> **Directive**
Omit any picture, and return the remaining data exactly as written.

===

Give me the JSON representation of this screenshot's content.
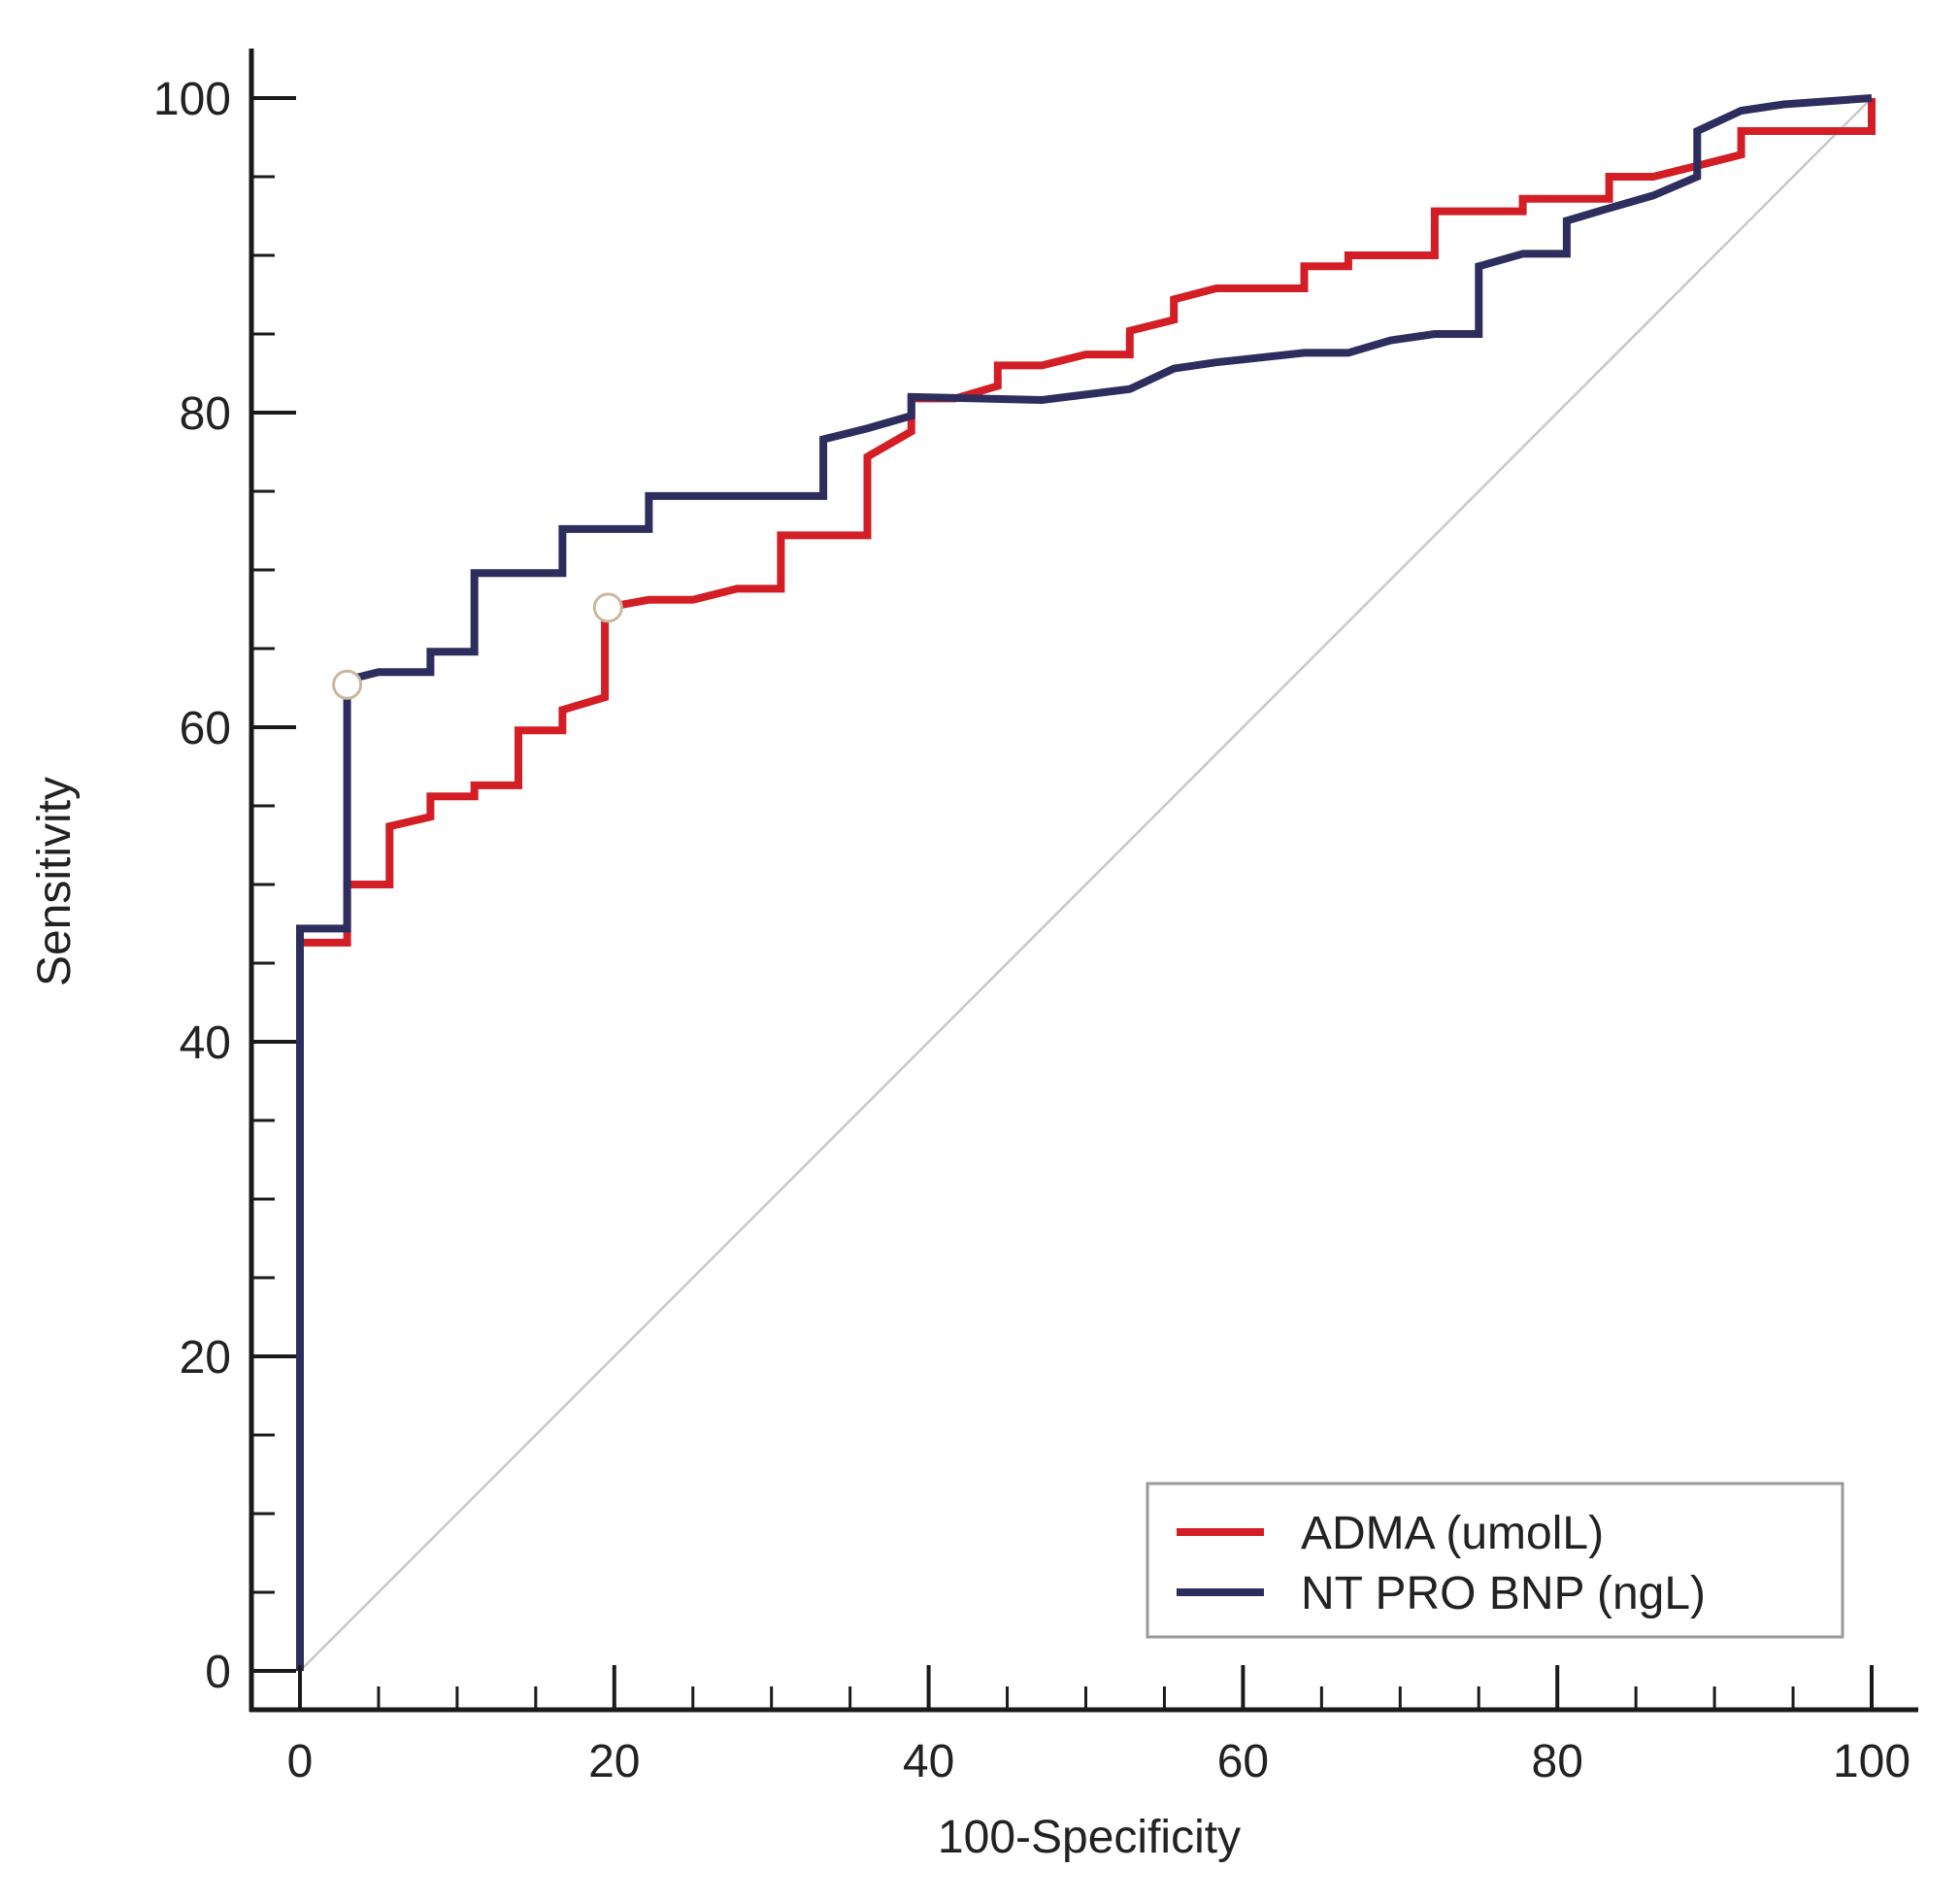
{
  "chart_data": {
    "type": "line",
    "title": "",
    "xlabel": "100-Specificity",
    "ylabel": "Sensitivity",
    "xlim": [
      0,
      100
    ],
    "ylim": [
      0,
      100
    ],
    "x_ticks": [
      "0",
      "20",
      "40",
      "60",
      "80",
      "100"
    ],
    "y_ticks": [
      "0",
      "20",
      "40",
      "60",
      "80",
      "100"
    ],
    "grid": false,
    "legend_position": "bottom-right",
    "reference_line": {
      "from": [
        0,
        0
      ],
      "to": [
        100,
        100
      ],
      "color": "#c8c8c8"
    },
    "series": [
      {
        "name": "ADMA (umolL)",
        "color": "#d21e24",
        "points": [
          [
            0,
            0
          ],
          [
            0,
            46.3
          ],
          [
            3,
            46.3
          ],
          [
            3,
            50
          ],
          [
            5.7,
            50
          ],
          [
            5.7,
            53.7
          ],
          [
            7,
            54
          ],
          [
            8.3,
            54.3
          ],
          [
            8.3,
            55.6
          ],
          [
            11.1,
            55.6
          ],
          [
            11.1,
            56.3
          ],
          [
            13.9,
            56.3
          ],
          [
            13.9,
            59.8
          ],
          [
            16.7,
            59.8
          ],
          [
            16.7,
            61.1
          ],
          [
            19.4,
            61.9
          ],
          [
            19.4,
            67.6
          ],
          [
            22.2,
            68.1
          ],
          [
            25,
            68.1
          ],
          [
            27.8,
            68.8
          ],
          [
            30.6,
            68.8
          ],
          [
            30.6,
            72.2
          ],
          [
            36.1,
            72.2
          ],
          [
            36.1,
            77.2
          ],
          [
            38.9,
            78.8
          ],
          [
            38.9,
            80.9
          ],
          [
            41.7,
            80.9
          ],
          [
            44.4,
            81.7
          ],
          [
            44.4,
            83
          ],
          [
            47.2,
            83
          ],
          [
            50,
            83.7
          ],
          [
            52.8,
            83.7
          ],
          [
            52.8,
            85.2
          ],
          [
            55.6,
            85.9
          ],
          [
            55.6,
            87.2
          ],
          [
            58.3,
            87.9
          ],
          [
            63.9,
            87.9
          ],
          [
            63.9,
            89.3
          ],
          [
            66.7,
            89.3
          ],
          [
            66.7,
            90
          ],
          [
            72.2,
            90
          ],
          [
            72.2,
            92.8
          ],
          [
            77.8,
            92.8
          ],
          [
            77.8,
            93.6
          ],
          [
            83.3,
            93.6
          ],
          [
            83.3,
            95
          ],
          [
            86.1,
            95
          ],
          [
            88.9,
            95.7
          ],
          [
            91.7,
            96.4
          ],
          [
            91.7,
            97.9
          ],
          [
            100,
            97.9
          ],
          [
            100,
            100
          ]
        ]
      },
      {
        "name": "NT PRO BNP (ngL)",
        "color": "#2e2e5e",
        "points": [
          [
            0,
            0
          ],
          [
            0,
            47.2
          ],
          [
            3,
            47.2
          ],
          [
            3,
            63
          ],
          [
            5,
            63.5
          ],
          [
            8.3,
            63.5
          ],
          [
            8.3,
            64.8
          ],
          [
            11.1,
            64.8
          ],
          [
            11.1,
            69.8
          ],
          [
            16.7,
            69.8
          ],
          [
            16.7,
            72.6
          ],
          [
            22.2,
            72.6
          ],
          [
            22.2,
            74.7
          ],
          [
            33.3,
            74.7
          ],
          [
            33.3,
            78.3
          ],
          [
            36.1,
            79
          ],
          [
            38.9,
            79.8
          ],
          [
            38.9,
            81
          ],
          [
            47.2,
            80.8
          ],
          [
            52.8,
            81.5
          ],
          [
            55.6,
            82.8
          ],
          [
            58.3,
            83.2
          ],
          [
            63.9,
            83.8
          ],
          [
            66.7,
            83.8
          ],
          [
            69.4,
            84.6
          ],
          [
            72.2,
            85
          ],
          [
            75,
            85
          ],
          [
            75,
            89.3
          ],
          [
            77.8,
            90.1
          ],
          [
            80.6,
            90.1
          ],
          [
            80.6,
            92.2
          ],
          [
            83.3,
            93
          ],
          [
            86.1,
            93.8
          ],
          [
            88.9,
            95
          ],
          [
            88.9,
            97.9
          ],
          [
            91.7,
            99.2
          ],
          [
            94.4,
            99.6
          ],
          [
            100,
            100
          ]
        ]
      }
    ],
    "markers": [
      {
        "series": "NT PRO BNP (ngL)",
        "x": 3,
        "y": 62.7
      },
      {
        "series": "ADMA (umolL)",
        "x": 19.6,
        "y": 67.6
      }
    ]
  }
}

===

> **Solution to the problem**
Give me the JSON representation of this screenshot's content.
{
  "chart_data": {
    "type": "line",
    "title": "",
    "xlabel": "100-Specificity",
    "ylabel": "Sensitivity",
    "xlim": [
      0,
      100
    ],
    "ylim": [
      0,
      100
    ],
    "x_ticks": [
      "0",
      "20",
      "40",
      "60",
      "80",
      "100"
    ],
    "y_ticks": [
      "0",
      "20",
      "40",
      "60",
      "80",
      "100"
    ],
    "grid": false,
    "legend_position": "bottom-right",
    "reference_line": {
      "from": [
        0,
        0
      ],
      "to": [
        100,
        100
      ],
      "color": "#c8c8c8"
    },
    "series": [
      {
        "name": "ADMA (umolL)",
        "color": "#d21e24",
        "points": [
          [
            0,
            0
          ],
          [
            0,
            46.3
          ],
          [
            3,
            46.3
          ],
          [
            3,
            50
          ],
          [
            5.7,
            50
          ],
          [
            5.7,
            53.7
          ],
          [
            7,
            54
          ],
          [
            8.3,
            54.3
          ],
          [
            8.3,
            55.6
          ],
          [
            11.1,
            55.6
          ],
          [
            11.1,
            56.3
          ],
          [
            13.9,
            56.3
          ],
          [
            13.9,
            59.8
          ],
          [
            16.7,
            59.8
          ],
          [
            16.7,
            61.1
          ],
          [
            19.4,
            61.9
          ],
          [
            19.4,
            67.6
          ],
          [
            22.2,
            68.1
          ],
          [
            25,
            68.1
          ],
          [
            27.8,
            68.8
          ],
          [
            30.6,
            68.8
          ],
          [
            30.6,
            72.2
          ],
          [
            36.1,
            72.2
          ],
          [
            36.1,
            77.2
          ],
          [
            38.9,
            78.8
          ],
          [
            38.9,
            80.9
          ],
          [
            41.7,
            80.9
          ],
          [
            44.4,
            81.7
          ],
          [
            44.4,
            83
          ],
          [
            47.2,
            83
          ],
          [
            50,
            83.7
          ],
          [
            52.8,
            83.7
          ],
          [
            52.8,
            85.2
          ],
          [
            55.6,
            85.9
          ],
          [
            55.6,
            87.2
          ],
          [
            58.3,
            87.9
          ],
          [
            63.9,
            87.9
          ],
          [
            63.9,
            89.3
          ],
          [
            66.7,
            89.3
          ],
          [
            66.7,
            90
          ],
          [
            72.2,
            90
          ],
          [
            72.2,
            92.8
          ],
          [
            77.8,
            92.8
          ],
          [
            77.8,
            93.6
          ],
          [
            83.3,
            93.6
          ],
          [
            83.3,
            95
          ],
          [
            86.1,
            95
          ],
          [
            88.9,
            95.7
          ],
          [
            91.7,
            96.4
          ],
          [
            91.7,
            97.9
          ],
          [
            100,
            97.9
          ],
          [
            100,
            100
          ]
        ]
      },
      {
        "name": "NT PRO BNP (ngL)",
        "color": "#2e2e5e",
        "points": [
          [
            0,
            0
          ],
          [
            0,
            47.2
          ],
          [
            3,
            47.2
          ],
          [
            3,
            63
          ],
          [
            5,
            63.5
          ],
          [
            8.3,
            63.5
          ],
          [
            8.3,
            64.8
          ],
          [
            11.1,
            64.8
          ],
          [
            11.1,
            69.8
          ],
          [
            16.7,
            69.8
          ],
          [
            16.7,
            72.6
          ],
          [
            22.2,
            72.6
          ],
          [
            22.2,
            74.7
          ],
          [
            33.3,
            74.7
          ],
          [
            33.3,
            78.3
          ],
          [
            36.1,
            79
          ],
          [
            38.9,
            79.8
          ],
          [
            38.9,
            81
          ],
          [
            47.2,
            80.8
          ],
          [
            52.8,
            81.5
          ],
          [
            55.6,
            82.8
          ],
          [
            58.3,
            83.2
          ],
          [
            63.9,
            83.8
          ],
          [
            66.7,
            83.8
          ],
          [
            69.4,
            84.6
          ],
          [
            72.2,
            85
          ],
          [
            75,
            85
          ],
          [
            75,
            89.3
          ],
          [
            77.8,
            90.1
          ],
          [
            80.6,
            90.1
          ],
          [
            80.6,
            92.2
          ],
          [
            83.3,
            93
          ],
          [
            86.1,
            93.8
          ],
          [
            88.9,
            95
          ],
          [
            88.9,
            97.9
          ],
          [
            91.7,
            99.2
          ],
          [
            94.4,
            99.6
          ],
          [
            100,
            100
          ]
        ]
      }
    ],
    "markers": [
      {
        "series": "NT PRO BNP (ngL)",
        "x": 3,
        "y": 62.7
      },
      {
        "series": "ADMA (umolL)",
        "x": 19.6,
        "y": 67.6
      }
    ]
  }
}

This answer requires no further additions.